*** LISTED ENTRIES

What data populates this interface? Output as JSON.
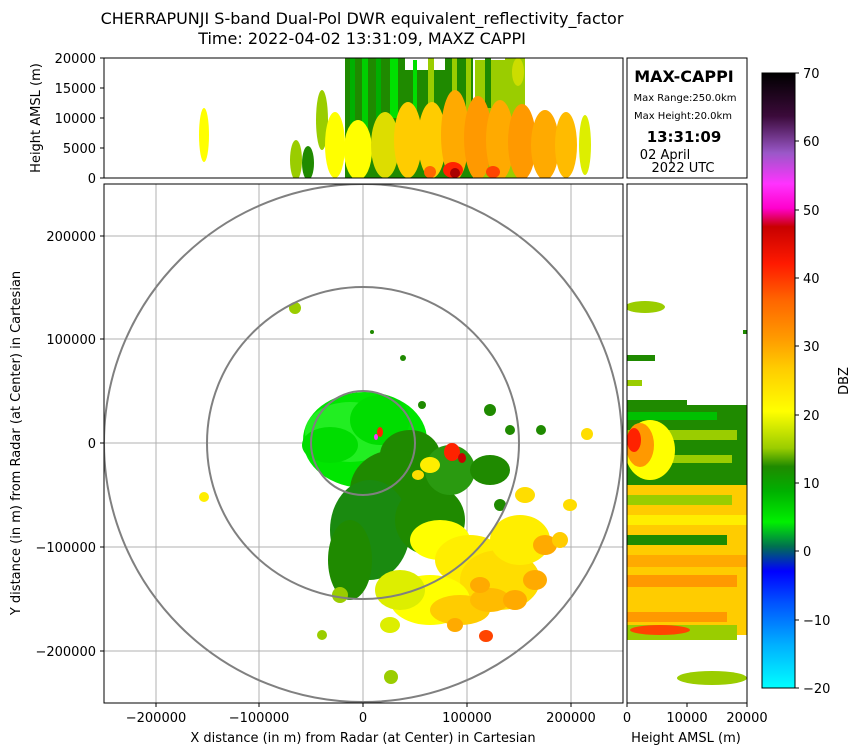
{
  "title": {
    "line1": "CHERRAPUNJI S-band Dual-Pol DWR equivalent_reflectivity_factor",
    "line2": "Time: 2022-04-02 13:31:09, MAXZ CAPPI"
  },
  "info_box": {
    "heading": "MAX-CAPPI",
    "max_range": "Max Range:250.0km",
    "max_height": "Max Height:20.0km",
    "time": "13:31:09",
    "date": "02 April",
    "year_tz": "2022 UTC"
  },
  "colorbar": {
    "label": "DBZ",
    "ticks": [
      "70",
      "60",
      "50",
      "40",
      "30",
      "20",
      "10",
      "0",
      "−10",
      "−20"
    ]
  },
  "chart_data": [
    {
      "type": "heatmap",
      "panel": "top",
      "xlim": [
        -250000,
        250000
      ],
      "ylim": [
        0,
        20000
      ],
      "ylabel": "Height AMSL (m)",
      "yticks": [
        "20000",
        "15000",
        "10000",
        "5000",
        "0"
      ]
    },
    {
      "type": "heatmap",
      "panel": "main",
      "xlim": [
        -250000,
        250000
      ],
      "ylim": [
        -250000,
        250000
      ],
      "xlabel": "X distance (in m) from Radar (at Center) in Cartesian",
      "ylabel": "Y distance (in m) from Radar (at Center) in Cartesian",
      "xticks": [
        "−200000",
        "−100000",
        "0",
        "100000",
        "200000"
      ],
      "yticks": [
        "200000",
        "100000",
        "0",
        "−100000",
        "−200000"
      ],
      "range_rings_m": [
        50000,
        150000,
        250000
      ],
      "grid": true
    },
    {
      "type": "heatmap",
      "panel": "right",
      "xlim": [
        0,
        20000
      ],
      "ylim": [
        -250000,
        250000
      ],
      "xlabel": "Height AMSL (m)",
      "xticks": [
        "0",
        "10000",
        "20000"
      ]
    }
  ]
}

******

(PROBLEM TO SOLVE): Identify the lines that hold the word "Center". Copy every one of them.

(REPLY):
      "xlabel": "X distance (in m) from Radar (at Center) in Cartesian",
      "ylabel": "Y distance (in m) from Radar (at Center) in Cartesian",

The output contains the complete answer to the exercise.